-- START --

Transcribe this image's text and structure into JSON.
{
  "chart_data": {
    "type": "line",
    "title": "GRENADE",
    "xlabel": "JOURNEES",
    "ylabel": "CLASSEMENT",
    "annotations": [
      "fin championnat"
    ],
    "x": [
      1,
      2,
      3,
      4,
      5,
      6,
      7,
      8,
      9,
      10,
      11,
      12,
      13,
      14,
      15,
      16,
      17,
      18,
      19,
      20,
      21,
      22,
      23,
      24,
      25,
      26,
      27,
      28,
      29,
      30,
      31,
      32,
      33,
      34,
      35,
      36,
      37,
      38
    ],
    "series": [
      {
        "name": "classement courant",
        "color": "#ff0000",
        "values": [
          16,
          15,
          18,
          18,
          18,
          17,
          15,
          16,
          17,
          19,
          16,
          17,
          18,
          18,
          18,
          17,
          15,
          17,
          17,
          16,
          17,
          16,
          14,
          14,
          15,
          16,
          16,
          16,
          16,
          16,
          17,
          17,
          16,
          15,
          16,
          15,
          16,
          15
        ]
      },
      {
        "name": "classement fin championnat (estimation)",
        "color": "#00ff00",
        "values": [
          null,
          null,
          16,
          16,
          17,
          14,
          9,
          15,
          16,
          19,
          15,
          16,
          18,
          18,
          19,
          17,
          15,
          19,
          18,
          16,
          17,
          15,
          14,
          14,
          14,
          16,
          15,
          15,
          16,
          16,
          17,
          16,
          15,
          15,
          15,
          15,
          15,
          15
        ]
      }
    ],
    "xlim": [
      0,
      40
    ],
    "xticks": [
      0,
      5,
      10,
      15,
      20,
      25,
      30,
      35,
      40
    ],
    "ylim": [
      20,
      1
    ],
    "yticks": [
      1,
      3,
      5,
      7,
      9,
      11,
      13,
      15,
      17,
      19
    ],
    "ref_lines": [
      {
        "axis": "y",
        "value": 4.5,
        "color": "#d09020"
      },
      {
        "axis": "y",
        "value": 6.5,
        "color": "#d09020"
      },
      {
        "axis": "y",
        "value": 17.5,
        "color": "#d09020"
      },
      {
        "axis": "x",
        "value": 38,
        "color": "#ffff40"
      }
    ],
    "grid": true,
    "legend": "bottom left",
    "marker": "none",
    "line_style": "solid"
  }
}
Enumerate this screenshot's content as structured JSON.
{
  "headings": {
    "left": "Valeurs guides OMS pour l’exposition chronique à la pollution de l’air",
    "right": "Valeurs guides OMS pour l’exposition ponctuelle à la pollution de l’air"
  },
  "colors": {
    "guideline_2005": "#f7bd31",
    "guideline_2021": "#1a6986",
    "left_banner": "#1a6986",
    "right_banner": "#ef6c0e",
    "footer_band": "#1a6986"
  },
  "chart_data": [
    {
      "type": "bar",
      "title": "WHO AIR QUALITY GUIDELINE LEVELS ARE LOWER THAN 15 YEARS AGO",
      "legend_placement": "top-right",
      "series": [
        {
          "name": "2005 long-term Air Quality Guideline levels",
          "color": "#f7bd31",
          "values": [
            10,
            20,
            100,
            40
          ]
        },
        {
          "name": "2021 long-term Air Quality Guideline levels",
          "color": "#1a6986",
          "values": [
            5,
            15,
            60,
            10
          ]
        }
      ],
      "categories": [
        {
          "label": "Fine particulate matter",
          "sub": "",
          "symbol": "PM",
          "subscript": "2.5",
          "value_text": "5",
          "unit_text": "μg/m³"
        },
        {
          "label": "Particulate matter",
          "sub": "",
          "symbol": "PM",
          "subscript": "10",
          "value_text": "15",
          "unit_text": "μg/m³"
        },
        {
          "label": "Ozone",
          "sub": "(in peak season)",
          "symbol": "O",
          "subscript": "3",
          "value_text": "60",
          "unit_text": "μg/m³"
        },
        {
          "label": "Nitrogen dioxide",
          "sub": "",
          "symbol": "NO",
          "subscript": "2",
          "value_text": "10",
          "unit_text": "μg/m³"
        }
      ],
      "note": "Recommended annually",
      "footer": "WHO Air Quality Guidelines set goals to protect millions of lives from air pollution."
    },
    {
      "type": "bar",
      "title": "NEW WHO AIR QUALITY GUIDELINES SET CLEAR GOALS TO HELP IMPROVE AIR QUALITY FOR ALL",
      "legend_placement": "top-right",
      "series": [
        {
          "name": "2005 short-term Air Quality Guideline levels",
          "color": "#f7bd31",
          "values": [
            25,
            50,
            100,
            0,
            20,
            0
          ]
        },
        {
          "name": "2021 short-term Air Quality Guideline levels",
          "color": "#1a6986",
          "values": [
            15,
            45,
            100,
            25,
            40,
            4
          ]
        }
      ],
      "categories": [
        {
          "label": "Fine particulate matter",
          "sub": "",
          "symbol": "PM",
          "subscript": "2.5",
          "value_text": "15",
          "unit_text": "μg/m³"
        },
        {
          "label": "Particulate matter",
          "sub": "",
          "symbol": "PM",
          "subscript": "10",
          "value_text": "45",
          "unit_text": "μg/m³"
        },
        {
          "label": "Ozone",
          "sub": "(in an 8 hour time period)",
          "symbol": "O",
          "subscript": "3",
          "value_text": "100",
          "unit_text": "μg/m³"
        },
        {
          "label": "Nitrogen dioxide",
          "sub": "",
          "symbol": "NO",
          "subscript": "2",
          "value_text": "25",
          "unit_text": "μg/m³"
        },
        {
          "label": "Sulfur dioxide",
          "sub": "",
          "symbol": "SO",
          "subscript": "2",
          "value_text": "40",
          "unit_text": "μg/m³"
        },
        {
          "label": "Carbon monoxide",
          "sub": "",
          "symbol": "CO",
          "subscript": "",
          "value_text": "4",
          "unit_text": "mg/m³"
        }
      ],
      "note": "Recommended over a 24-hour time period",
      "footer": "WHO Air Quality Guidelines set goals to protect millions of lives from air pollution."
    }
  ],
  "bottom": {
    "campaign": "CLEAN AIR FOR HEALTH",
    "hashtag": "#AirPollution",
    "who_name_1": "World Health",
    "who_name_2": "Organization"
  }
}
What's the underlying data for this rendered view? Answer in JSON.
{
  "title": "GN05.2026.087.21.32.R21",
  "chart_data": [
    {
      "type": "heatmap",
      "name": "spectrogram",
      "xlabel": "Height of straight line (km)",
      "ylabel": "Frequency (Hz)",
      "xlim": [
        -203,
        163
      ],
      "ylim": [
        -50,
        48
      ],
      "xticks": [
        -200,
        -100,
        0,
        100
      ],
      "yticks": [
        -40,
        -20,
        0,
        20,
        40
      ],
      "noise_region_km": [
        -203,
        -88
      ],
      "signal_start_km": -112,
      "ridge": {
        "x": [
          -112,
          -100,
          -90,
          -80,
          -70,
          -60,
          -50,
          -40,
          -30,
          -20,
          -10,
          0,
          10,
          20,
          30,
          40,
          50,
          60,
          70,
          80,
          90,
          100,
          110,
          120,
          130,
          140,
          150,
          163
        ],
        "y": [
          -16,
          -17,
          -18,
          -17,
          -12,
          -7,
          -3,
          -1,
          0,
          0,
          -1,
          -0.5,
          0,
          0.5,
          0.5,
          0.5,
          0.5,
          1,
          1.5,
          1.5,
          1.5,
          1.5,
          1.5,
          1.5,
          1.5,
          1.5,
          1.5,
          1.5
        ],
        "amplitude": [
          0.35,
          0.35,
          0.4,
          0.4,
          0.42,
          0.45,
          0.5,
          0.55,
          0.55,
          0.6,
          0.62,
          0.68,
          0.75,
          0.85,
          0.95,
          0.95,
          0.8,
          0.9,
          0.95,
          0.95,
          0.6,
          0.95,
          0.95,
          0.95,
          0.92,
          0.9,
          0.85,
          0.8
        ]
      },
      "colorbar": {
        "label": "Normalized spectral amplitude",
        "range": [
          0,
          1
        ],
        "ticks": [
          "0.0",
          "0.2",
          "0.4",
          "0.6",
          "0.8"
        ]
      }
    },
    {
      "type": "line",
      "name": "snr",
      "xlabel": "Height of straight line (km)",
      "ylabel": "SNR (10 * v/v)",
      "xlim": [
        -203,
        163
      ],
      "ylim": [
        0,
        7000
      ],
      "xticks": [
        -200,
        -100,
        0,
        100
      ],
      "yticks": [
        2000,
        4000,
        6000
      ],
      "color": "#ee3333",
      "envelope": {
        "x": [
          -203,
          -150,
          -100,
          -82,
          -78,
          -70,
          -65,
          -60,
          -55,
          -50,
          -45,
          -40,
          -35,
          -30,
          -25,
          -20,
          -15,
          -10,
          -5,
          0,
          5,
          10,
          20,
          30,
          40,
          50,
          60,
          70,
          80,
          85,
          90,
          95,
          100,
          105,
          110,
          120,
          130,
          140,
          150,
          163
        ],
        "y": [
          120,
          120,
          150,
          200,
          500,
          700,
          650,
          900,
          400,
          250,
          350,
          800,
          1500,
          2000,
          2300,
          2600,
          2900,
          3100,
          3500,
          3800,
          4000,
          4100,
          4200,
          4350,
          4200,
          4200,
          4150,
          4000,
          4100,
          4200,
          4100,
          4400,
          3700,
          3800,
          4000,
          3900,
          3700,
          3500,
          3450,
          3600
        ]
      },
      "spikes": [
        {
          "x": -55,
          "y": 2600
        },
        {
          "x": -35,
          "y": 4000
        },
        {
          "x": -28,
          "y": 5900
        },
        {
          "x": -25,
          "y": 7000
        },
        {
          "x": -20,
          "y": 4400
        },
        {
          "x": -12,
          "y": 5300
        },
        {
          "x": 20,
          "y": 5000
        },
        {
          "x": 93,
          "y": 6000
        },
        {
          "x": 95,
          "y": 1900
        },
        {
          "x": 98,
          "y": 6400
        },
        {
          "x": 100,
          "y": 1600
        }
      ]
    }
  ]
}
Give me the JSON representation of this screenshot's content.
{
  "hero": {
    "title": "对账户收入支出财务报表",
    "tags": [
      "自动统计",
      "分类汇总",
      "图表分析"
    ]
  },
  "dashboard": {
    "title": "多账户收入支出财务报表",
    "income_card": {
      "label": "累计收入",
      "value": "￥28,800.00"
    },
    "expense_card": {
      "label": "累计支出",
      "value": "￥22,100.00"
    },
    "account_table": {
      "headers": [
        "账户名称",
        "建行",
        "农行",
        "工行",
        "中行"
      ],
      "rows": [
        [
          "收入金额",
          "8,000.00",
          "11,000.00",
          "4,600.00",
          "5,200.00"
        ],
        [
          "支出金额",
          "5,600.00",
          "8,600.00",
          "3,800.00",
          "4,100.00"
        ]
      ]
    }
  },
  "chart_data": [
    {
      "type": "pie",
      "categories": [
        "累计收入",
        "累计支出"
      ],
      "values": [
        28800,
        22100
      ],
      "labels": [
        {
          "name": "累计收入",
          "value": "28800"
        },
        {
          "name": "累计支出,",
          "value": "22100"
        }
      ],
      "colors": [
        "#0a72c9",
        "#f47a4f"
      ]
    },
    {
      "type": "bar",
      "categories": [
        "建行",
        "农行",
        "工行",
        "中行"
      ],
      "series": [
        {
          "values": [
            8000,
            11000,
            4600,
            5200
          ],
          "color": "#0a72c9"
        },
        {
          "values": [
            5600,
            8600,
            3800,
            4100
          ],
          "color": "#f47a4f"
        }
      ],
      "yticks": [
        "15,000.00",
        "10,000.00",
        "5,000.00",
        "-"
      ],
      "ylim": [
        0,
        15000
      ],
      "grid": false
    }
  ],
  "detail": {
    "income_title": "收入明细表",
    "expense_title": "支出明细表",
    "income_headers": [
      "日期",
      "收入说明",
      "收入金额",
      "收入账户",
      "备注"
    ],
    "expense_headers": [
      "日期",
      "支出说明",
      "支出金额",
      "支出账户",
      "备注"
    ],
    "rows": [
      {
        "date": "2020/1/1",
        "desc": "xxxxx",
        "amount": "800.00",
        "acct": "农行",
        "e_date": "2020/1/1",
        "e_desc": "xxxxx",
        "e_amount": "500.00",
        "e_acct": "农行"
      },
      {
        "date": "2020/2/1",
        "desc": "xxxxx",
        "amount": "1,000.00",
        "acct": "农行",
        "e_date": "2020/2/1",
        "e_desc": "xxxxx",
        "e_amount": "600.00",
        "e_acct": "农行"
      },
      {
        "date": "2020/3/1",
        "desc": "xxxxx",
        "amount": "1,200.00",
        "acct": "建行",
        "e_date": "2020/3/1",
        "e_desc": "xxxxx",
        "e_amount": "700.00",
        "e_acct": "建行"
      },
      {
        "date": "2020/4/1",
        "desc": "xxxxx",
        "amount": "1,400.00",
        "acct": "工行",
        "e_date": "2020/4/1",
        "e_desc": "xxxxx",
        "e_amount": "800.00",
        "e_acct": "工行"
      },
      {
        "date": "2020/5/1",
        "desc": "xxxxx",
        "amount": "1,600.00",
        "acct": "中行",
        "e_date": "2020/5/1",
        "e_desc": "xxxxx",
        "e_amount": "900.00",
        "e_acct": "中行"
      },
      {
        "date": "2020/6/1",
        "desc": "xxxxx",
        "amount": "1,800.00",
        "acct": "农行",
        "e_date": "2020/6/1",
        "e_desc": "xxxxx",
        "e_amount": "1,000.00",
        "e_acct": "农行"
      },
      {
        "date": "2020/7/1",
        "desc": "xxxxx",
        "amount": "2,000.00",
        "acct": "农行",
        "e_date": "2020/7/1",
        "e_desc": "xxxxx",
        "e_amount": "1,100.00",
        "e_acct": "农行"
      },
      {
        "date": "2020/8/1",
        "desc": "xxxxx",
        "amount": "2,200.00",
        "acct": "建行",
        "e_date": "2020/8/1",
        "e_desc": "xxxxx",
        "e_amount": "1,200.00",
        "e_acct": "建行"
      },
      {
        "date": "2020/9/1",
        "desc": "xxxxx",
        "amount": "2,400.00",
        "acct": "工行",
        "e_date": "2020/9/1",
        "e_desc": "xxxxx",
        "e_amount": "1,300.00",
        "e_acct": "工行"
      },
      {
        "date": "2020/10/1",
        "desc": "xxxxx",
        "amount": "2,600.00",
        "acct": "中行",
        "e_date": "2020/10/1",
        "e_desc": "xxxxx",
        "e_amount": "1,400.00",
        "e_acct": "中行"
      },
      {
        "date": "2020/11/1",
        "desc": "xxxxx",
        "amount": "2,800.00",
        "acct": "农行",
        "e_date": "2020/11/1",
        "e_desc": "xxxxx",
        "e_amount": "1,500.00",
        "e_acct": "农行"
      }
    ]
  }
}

-- END --

▶ **TASK REQUIREMENTS**:
Return each line of the data that contains the string "screenshot".

▶ **FULL ANSWER**:
Enumerate this screenshot's content as structured JSON.
Give me the JSON representation of this screenshot's content.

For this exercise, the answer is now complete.